:: INPUT ROWS

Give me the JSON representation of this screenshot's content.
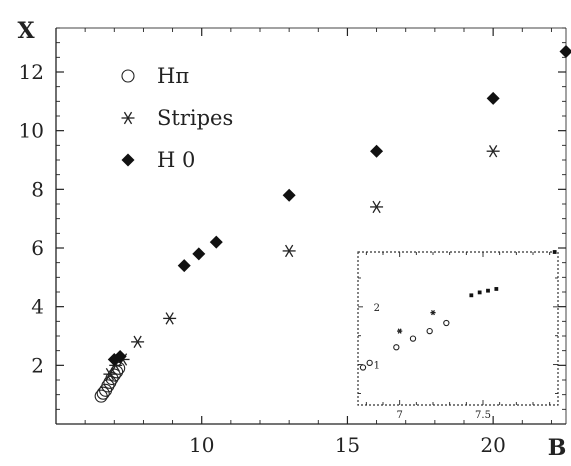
{
  "chart_data": [
    {
      "type": "scatter",
      "xlabel": "B",
      "ylabel": "X",
      "xlim": [
        5,
        22.5
      ],
      "ylim": [
        0,
        13.5
      ],
      "xticks": [
        10,
        15,
        20
      ],
      "yticks": [
        2,
        4,
        6,
        8,
        10,
        12
      ],
      "grid": false,
      "legend_position": "top-left",
      "series": [
        {
          "name": "Hπ",
          "marker": "open-circle",
          "points": [
            [
              6.55,
              0.95
            ],
            [
              6.62,
              1.05
            ],
            [
              6.7,
              1.15
            ],
            [
              6.78,
              1.3
            ],
            [
              6.85,
              1.42
            ],
            [
              6.92,
              1.55
            ],
            [
              7.0,
              1.67
            ],
            [
              7.08,
              1.78
            ],
            [
              7.15,
              1.9
            ]
          ]
        },
        {
          "name": "Stripes",
          "marker": "asterisk",
          "points": [
            [
              6.85,
              1.7
            ],
            [
              7.05,
              2.0
            ],
            [
              7.3,
              2.2
            ],
            [
              7.8,
              2.8
            ],
            [
              8.9,
              3.6
            ],
            [
              13.0,
              5.9
            ],
            [
              16.0,
              7.4
            ],
            [
              20.0,
              9.3
            ]
          ]
        },
        {
          "name": "H 0",
          "marker": "filled-diamond",
          "points": [
            [
              7.0,
              2.2
            ],
            [
              7.2,
              2.3
            ],
            [
              9.4,
              5.4
            ],
            [
              9.9,
              5.8
            ],
            [
              10.5,
              6.2
            ],
            [
              13.0,
              7.8
            ],
            [
              16.0,
              9.3
            ],
            [
              20.0,
              11.1
            ],
            [
              22.6,
              12.7
            ]
          ]
        }
      ]
    },
    {
      "type": "scatter",
      "inset": true,
      "xlim": [
        6.75,
        7.95
      ],
      "ylim": [
        0.3,
        2.95
      ],
      "xticks": [
        7,
        7.5
      ],
      "yticks": [
        1,
        2
      ],
      "series": [
        {
          "marker": "open-circle",
          "points": [
            [
              6.78,
              0.95
            ],
            [
              6.82,
              1.03
            ],
            [
              6.98,
              1.3
            ],
            [
              7.08,
              1.45
            ],
            [
              7.18,
              1.58
            ],
            [
              7.28,
              1.72
            ]
          ]
        },
        {
          "marker": "asterisk",
          "points": [
            [
              7.0,
              1.58
            ],
            [
              7.2,
              1.9
            ]
          ]
        },
        {
          "marker": "filled-square",
          "points": [
            [
              7.43,
              2.2
            ],
            [
              7.48,
              2.25
            ],
            [
              7.53,
              2.28
            ],
            [
              7.58,
              2.31
            ],
            [
              7.93,
              2.95
            ]
          ]
        }
      ]
    }
  ]
}
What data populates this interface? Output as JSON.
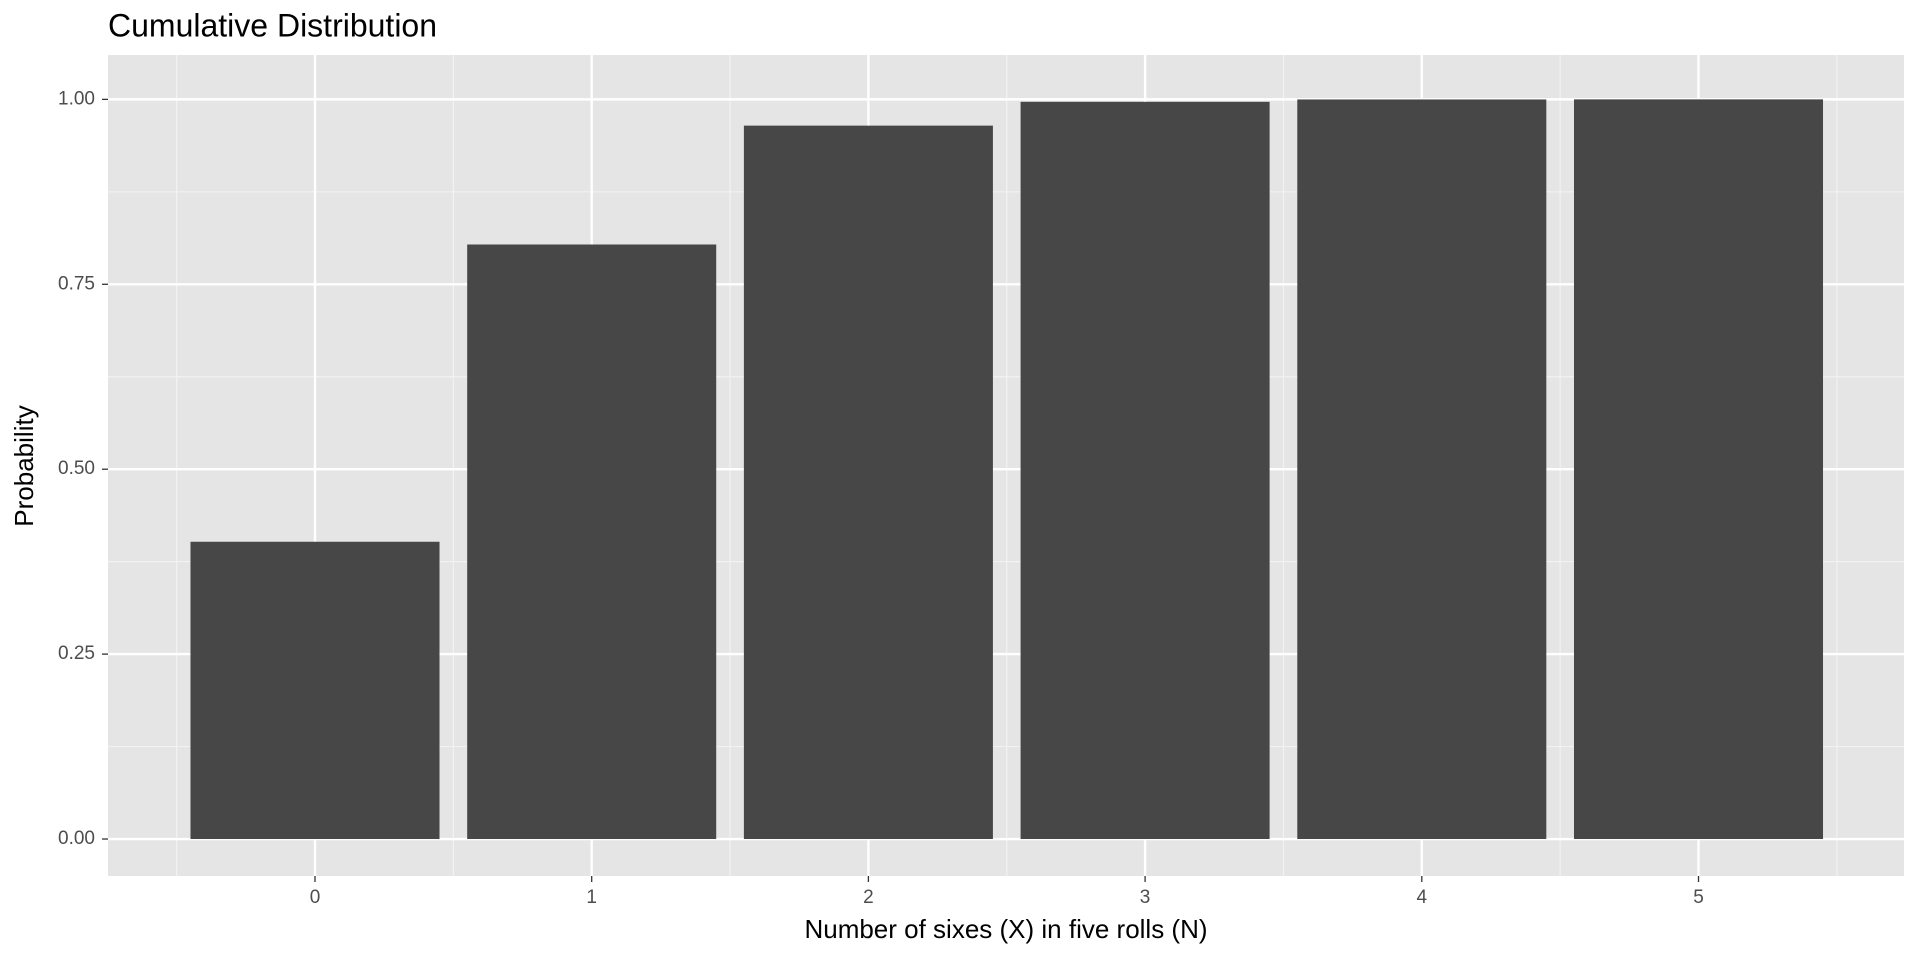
{
  "chart_data": {
    "type": "bar",
    "title": "Cumulative Distribution",
    "x_label": "Number of sixes (X) in five rolls (N)",
    "y_label": "Probability",
    "categories": [
      "0",
      "1",
      "2",
      "3",
      "4",
      "5"
    ],
    "values": [
      0.4019,
      0.8038,
      0.9645,
      0.9967,
      0.9999,
      1.0
    ],
    "color": "#474747",
    "ylim": [
      -0.05,
      1.06
    ],
    "yticks": [
      {
        "value": 0,
        "label": "0.00"
      },
      {
        "value": 0.25,
        "label": "0.25"
      },
      {
        "value": 0.5,
        "label": "0.50"
      },
      {
        "value": 0.75,
        "label": "0.75"
      },
      {
        "value": 1,
        "label": "1.00"
      }
    ],
    "grid": true
  }
}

::::

## EXERCISE INSTRUCTIONS
Copy all the data exactly as written, but skip any picture.

## TASK RESULT
Give me the JSON representation of this screenshot's content.
{
  "chart_data": [
    {
      "type": "scatter",
      "xlabel": "B",
      "ylabel": "X",
      "xlim": [
        5,
        22.5
      ],
      "ylim": [
        0,
        13.5
      ],
      "xticks": [
        10,
        15,
        20
      ],
      "yticks": [
        2,
        4,
        6,
        8,
        10,
        12
      ],
      "grid": false,
      "legend_position": "top-left",
      "series": [
        {
          "name": "Hπ",
          "marker": "open-circle",
          "points": [
            [
              6.55,
              0.95
            ],
            [
              6.62,
              1.05
            ],
            [
              6.7,
              1.15
            ],
            [
              6.78,
              1.3
            ],
            [
              6.85,
              1.42
            ],
            [
              6.92,
              1.55
            ],
            [
              7.0,
              1.67
            ],
            [
              7.08,
              1.78
            ],
            [
              7.15,
              1.9
            ]
          ]
        },
        {
          "name": "Stripes",
          "marker": "asterisk",
          "points": [
            [
              6.85,
              1.7
            ],
            [
              7.05,
              2.0
            ],
            [
              7.3,
              2.2
            ],
            [
              7.8,
              2.8
            ],
            [
              8.9,
              3.6
            ],
            [
              13.0,
              5.9
            ],
            [
              16.0,
              7.4
            ],
            [
              20.0,
              9.3
            ]
          ]
        },
        {
          "name": "H 0",
          "marker": "filled-diamond",
          "points": [
            [
              7.0,
              2.2
            ],
            [
              7.2,
              2.3
            ],
            [
              9.4,
              5.4
            ],
            [
              9.9,
              5.8
            ],
            [
              10.5,
              6.2
            ],
            [
              13.0,
              7.8
            ],
            [
              16.0,
              9.3
            ],
            [
              20.0,
              11.1
            ],
            [
              22.6,
              12.7
            ]
          ]
        }
      ]
    },
    {
      "type": "scatter",
      "inset": true,
      "xlim": [
        6.75,
        7.95
      ],
      "ylim": [
        0.3,
        2.95
      ],
      "xticks": [
        7,
        7.5
      ],
      "yticks": [
        1,
        2
      ],
      "series": [
        {
          "marker": "open-circle",
          "points": [
            [
              6.78,
              0.95
            ],
            [
              6.82,
              1.03
            ],
            [
              6.98,
              1.3
            ],
            [
              7.08,
              1.45
            ],
            [
              7.18,
              1.58
            ],
            [
              7.28,
              1.72
            ]
          ]
        },
        {
          "marker": "asterisk",
          "points": [
            [
              7.0,
              1.58
            ],
            [
              7.2,
              1.9
            ]
          ]
        },
        {
          "marker": "filled-square",
          "points": [
            [
              7.43,
              2.2
            ],
            [
              7.48,
              2.25
            ],
            [
              7.53,
              2.28
            ],
            [
              7.58,
              2.31
            ],
            [
              7.93,
              2.95
            ]
          ]
        }
      ]
    }
  ]
}
What data populates this interface? Output as JSON.
{
  "chart_data": {
    "type": "bar",
    "title": "Cumulative Distribution",
    "x_label": "Number of sixes (X) in five rolls (N)",
    "y_label": "Probability",
    "categories": [
      "0",
      "1",
      "2",
      "3",
      "4",
      "5"
    ],
    "values": [
      0.4019,
      0.8038,
      0.9645,
      0.9967,
      0.9999,
      1.0
    ],
    "color": "#474747",
    "ylim": [
      -0.05,
      1.06
    ],
    "yticks": [
      {
        "value": 0,
        "label": "0.00"
      },
      {
        "value": 0.25,
        "label": "0.25"
      },
      {
        "value": 0.5,
        "label": "0.50"
      },
      {
        "value": 0.75,
        "label": "0.75"
      },
      {
        "value": 1,
        "label": "1.00"
      }
    ],
    "grid": true
  }
}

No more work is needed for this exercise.